- YOUR GOAL
Will you transcribe all the entries word for word, skipping the pictures they hold?

(Data excerpts)
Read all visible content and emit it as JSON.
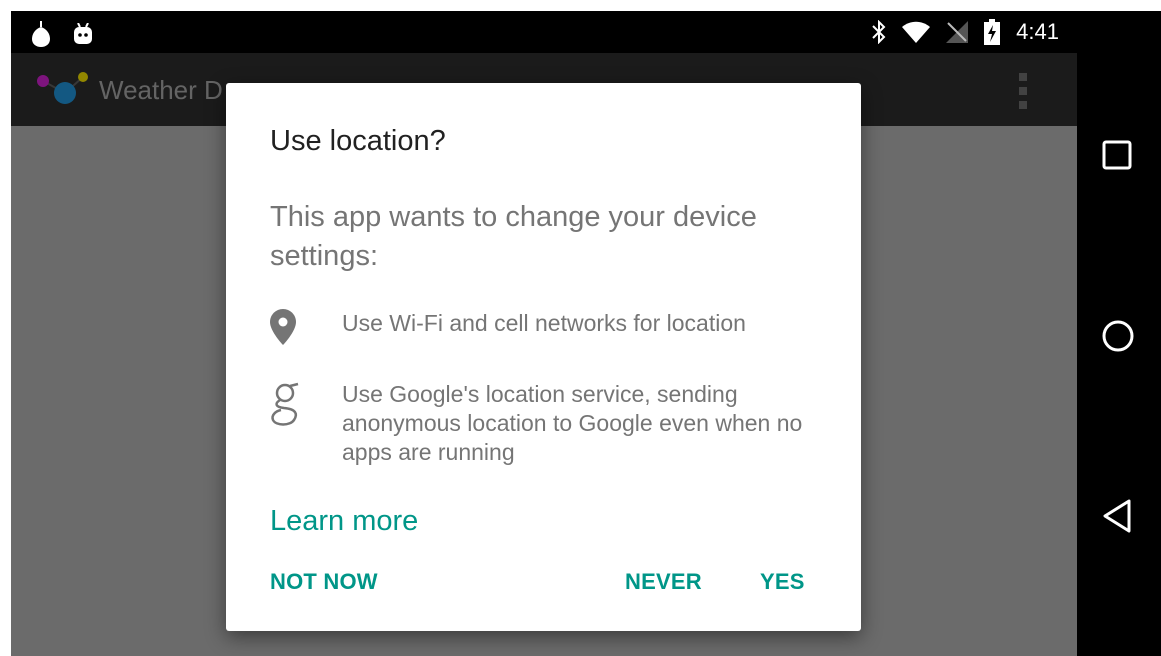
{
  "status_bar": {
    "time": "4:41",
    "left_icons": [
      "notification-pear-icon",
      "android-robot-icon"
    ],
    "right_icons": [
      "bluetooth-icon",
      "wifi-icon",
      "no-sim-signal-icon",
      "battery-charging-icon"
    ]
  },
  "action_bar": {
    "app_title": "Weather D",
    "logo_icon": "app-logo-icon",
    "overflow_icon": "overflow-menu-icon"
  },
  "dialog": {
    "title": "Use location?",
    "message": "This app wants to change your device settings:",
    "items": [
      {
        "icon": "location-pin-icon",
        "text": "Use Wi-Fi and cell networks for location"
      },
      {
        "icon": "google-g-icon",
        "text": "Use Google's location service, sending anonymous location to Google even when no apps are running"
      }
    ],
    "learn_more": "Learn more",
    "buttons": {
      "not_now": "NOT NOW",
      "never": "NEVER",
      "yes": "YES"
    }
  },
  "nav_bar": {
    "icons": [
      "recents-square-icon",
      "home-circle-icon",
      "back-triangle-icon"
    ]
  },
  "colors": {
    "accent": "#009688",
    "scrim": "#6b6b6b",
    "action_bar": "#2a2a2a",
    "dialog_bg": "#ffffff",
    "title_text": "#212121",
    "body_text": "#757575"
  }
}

- TASK RESPONSE
Read all visible content and emit it as JSON.
{
  "status_bar": {
    "time": "4:41",
    "left_icons": [
      "notification-pear-icon",
      "android-robot-icon"
    ],
    "right_icons": [
      "bluetooth-icon",
      "wifi-icon",
      "no-sim-signal-icon",
      "battery-charging-icon"
    ]
  },
  "action_bar": {
    "app_title": "Weather D",
    "logo_icon": "app-logo-icon",
    "overflow_icon": "overflow-menu-icon"
  },
  "dialog": {
    "title": "Use location?",
    "message": "This app wants to change your device settings:",
    "items": [
      {
        "icon": "location-pin-icon",
        "text": "Use Wi-Fi and cell networks for location"
      },
      {
        "icon": "google-g-icon",
        "text": "Use Google's location service, sending anonymous location to Google even when no apps are running"
      }
    ],
    "learn_more": "Learn more",
    "buttons": {
      "not_now": "NOT NOW",
      "never": "NEVER",
      "yes": "YES"
    }
  },
  "nav_bar": {
    "icons": [
      "recents-square-icon",
      "home-circle-icon",
      "back-triangle-icon"
    ]
  },
  "colors": {
    "accent": "#009688",
    "scrim": "#6b6b6b",
    "action_bar": "#2a2a2a",
    "dialog_bg": "#ffffff",
    "title_text": "#212121",
    "body_text": "#757575"
  }
}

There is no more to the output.